- _SET TASK_:
Your task is to print all of the data word for word.
— start of EXTRACTED RECORDS —
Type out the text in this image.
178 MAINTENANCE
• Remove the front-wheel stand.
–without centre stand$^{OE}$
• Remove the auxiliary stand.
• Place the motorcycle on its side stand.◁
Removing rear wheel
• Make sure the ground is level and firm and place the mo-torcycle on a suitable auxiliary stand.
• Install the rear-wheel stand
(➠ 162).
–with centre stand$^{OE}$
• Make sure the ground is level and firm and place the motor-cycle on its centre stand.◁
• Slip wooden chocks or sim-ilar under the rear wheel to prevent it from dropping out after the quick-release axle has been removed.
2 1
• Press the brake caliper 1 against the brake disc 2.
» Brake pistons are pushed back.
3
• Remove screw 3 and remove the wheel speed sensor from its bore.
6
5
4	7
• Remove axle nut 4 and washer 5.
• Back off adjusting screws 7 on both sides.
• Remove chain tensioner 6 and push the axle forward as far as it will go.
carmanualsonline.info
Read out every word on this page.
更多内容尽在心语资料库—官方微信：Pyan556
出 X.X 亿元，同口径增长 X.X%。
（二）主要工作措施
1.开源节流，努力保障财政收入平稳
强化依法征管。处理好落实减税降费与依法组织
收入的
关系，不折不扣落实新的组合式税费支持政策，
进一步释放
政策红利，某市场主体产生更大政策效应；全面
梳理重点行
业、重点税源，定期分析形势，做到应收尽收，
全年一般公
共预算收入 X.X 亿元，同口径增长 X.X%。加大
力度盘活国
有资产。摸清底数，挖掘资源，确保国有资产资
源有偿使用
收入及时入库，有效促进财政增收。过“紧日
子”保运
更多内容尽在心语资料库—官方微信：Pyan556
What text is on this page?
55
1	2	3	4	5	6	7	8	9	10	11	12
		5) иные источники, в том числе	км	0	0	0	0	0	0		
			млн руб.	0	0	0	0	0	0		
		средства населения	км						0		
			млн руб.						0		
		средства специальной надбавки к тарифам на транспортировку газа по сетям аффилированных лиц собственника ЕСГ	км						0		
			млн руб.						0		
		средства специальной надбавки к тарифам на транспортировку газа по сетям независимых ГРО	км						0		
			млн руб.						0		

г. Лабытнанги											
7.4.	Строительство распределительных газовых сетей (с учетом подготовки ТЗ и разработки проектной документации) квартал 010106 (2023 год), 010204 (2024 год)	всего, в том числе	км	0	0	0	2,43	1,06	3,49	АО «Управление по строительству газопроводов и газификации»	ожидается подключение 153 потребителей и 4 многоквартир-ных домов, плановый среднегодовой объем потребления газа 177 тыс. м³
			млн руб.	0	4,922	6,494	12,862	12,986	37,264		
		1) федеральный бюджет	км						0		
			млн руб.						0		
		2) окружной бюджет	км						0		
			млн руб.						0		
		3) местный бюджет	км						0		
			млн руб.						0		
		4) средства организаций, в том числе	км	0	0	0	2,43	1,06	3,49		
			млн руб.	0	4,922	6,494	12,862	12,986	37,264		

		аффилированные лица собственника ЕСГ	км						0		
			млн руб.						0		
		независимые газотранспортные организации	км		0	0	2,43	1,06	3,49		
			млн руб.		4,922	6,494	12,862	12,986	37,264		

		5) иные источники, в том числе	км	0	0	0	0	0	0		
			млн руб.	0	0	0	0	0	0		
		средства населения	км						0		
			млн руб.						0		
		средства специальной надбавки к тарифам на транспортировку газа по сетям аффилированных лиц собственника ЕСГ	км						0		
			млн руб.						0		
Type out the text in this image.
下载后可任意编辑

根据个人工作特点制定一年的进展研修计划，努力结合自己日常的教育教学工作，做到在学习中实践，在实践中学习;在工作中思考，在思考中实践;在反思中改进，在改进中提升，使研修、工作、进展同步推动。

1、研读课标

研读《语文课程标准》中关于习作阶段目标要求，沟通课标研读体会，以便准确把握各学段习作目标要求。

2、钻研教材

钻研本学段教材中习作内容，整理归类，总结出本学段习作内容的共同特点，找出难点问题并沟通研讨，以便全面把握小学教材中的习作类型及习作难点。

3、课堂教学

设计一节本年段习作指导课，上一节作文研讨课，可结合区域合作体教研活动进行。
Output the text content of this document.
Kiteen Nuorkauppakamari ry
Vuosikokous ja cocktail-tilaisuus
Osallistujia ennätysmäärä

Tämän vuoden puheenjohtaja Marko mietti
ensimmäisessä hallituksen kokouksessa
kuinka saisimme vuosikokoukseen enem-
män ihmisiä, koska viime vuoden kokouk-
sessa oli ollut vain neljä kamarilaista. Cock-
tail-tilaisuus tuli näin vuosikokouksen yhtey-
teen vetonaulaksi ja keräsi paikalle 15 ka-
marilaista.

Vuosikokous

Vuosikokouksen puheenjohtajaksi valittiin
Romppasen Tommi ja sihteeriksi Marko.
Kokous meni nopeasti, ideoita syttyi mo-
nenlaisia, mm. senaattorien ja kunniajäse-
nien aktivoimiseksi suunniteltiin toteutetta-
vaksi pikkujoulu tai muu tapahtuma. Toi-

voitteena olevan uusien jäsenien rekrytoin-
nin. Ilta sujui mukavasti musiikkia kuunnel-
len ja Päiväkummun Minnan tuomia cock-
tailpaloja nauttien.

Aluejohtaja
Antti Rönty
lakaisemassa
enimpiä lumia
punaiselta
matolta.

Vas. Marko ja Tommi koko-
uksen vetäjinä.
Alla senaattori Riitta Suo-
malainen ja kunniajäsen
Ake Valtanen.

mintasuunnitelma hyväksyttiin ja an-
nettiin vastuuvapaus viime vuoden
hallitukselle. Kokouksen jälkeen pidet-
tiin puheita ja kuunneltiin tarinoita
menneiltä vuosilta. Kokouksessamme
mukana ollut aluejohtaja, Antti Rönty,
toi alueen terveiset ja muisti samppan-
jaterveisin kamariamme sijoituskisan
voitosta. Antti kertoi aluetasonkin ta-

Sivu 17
— end of EXTRACTED RECORDS —
- _RESULT OF THE TASK_:
Type out the text in this image.
178 MAINTENANCE
• Remove the front-wheel stand.
–without centre stand$^{OE}$
• Remove the auxiliary stand.
• Place the motorcycle on its side stand.◁
Removing rear wheel
• Make sure the ground is level and firm and place the mo-torcycle on a suitable auxiliary stand.
• Install the rear-wheel stand
(➠ 162).
–with centre stand$^{OE}$
• Make sure the ground is level and firm and place the motor-cycle on its centre stand.◁
• Slip wooden chocks or sim-ilar under the rear wheel to prevent it from dropping out after the quick-release axle has been removed.
2 1
• Press the brake caliper 1 against the brake disc 2.
» Brake pistons are pushed back.
3
• Remove screw 3 and remove the wheel speed sensor from its bore.
6
5
4	7
• Remove axle nut 4 and washer 5.
• Back off adjusting screws 7 on both sides.
• Remove chain tensioner 6 and push the axle forward as far as it will go.
carmanualsonline.info
Read out every word on this page.
更多内容尽在心语资料库—官方微信：Pyan556
出 X.X 亿元，同口径增长 X.X%。
（二）主要工作措施
1.开源节流，努力保障财政收入平稳
强化依法征管。处理好落实减税降费与依法组织
收入的
关系，不折不扣落实新的组合式税费支持政策，
进一步释放
政策红利，某市场主体产生更大政策效应；全面
梳理重点行
业、重点税源，定期分析形势，做到应收尽收，
全年一般公
共预算收入 X.X 亿元，同口径增长 X.X%。加大
力度盘活国
有资产。摸清底数，挖掘资源，确保国有资产资
源有偿使用
收入及时入库，有效促进财政增收。过“紧日
子”保运
更多内容尽在心语资料库—官方微信：Pyan556
What text is on this page?
55
1	2	3	4	5	6	7	8	9	10	11	12
		5) иные источники, в том числе	км	0	0	0	0	0	0		
			млн руб.	0	0	0	0	0	0		
		средства населения	км						0		
			млн руб.						0		
		средства специальной надбавки к тарифам на транспортировку газа по сетям аффилированных лиц собственника ЕСГ	км						0		
			млн руб.						0		
		средства специальной надбавки к тарифам на транспортировку газа по сетям независимых ГРО	км						0		
			млн руб.						0		

г. Лабытнанги											
7.4.	Строительство распределительных газовых сетей (с учетом подготовки ТЗ и разработки проектной документации) квартал 010106 (2023 год), 010204 (2024 год)	всего, в том числе	км	0	0	0	2,43	1,06	3,49	АО «Управление по строительству газопроводов и газификации»	ожидается подключение 153 потребителей и 4 многоквартир-ных домов, плановый среднегодовой объем потребления газа 177 тыс. м³
			млн руб.	0	4,922	6,494	12,862	12,986	37,264		
		1) федеральный бюджет	км						0		
			млн руб.						0		
		2) окружной бюджет	км						0		
			млн руб.						0		
		3) местный бюджет	км						0		
			млн руб.						0		
		4) средства организаций, в том числе	км	0	0	0	2,43	1,06	3,49		
			млн руб.	0	4,922	6,494	12,862	12,986	37,264		

		аффилированные лица собственника ЕСГ	км						0		
			млн руб.						0		
		независимые газотранспортные организации	км		0	0	2,43	1,06	3,49		
			млн руб.		4,922	6,494	12,862	12,986	37,264		

		5) иные источники, в том числе	км	0	0	0	0	0	0		
			млн руб.	0	0	0	0	0	0		
		средства населения	км						0		
			млн руб.						0		
		средства специальной надбавки к тарифам на транспортировку газа по сетям аффилированных лиц собственника ЕСГ	км						0		
			млн руб.						0		
Type out the text in this image.
下载后可任意编辑

根据个人工作特点制定一年的进展研修计划，努力结合自己日常的教育教学工作，做到在学习中实践，在实践中学习;在工作中思考，在思考中实践;在反思中改进，在改进中提升，使研修、工作、进展同步推动。

1、研读课标

研读《语文课程标准》中关于习作阶段目标要求，沟通课标研读体会，以便准确把握各学段习作目标要求。

2、钻研教材

钻研本学段教材中习作内容，整理归类，总结出本学段习作内容的共同特点，找出难点问题并沟通研讨，以便全面把握小学教材中的习作类型及习作难点。

3、课堂教学

设计一节本年段习作指导课，上一节作文研讨课，可结合区域合作体教研活动进行。
Output the text content of this document.
Kiteen Nuorkauppakamari ry
Vuosikokous ja cocktail-tilaisuus
Osallistujia ennätysmäärä

Tämän vuoden puheenjohtaja Marko mietti
ensimmäisessä hallituksen kokouksessa
kuinka saisimme vuosikokoukseen enem-
män ihmisiä, koska viime vuoden kokouk-
sessa oli ollut vain neljä kamarilaista. Cock-
tail-tilaisuus tuli näin vuosikokouksen yhtey-
teen vetonaulaksi ja keräsi paikalle 15 ka-
marilaista.

Vuosikokous

Vuosikokouksen puheenjohtajaksi valittiin
Romppasen Tommi ja sihteeriksi Marko.
Kokous meni nopeasti, ideoita syttyi mo-
nenlaisia, mm. senaattorien ja kunniajäse-
nien aktivoimiseksi suunniteltiin toteutetta-
vaksi pikkujoulu tai muu tapahtuma. Toi-

voitteena olevan uusien jäsenien rekrytoin-
nin. Ilta sujui mukavasti musiikkia kuunnel-
len ja Päiväkummun Minnan tuomia cock-
tailpaloja nauttien.

Aluejohtaja
Antti Rönty
lakaisemassa
enimpiä lumia
punaiselta
matolta.

Vas. Marko ja Tommi koko-
uksen vetäjinä.
Alla senaattori Riitta Suo-
malainen ja kunniajäsen
Ake Valtanen.

mintasuunnitelma hyväksyttiin ja an-
nettiin vastuuvapaus viime vuoden
hallitukselle. Kokouksen jälkeen pidet-
tiin puheita ja kuunneltiin tarinoita
menneiltä vuosilta. Kokouksessamme
mukana ollut aluejohtaja, Antti Rönty,
toi alueen terveiset ja muisti samppan-
jaterveisin kamariamme sijoituskisan
voitosta. Antti kertoi aluetasonkin ta-

Sivu 17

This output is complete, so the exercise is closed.